WHAT IS NEEDED. Scan the data for lines with "text" and report the count by itself.

SUPPLIED ENTRIES.
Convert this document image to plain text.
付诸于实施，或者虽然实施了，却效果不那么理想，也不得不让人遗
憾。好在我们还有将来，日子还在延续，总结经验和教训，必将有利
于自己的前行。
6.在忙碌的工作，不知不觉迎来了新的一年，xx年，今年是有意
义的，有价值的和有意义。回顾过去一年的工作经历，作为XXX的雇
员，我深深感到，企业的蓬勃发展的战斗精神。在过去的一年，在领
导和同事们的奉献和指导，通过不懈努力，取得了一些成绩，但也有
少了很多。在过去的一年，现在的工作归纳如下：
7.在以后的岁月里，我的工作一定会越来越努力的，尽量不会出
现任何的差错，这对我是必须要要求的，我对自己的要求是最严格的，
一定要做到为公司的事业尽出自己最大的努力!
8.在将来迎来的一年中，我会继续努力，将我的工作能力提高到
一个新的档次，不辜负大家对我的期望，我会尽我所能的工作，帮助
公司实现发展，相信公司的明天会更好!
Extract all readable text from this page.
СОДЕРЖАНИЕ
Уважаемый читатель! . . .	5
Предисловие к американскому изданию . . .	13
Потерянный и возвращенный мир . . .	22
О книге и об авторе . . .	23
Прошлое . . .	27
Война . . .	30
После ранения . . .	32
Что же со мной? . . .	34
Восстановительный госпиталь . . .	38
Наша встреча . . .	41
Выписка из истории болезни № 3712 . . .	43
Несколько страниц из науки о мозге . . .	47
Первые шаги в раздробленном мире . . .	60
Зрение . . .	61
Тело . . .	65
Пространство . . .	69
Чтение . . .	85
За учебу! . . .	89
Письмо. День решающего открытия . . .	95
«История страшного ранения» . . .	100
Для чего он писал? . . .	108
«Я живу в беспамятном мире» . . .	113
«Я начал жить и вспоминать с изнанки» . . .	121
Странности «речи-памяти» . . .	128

THE SOLUTION. 2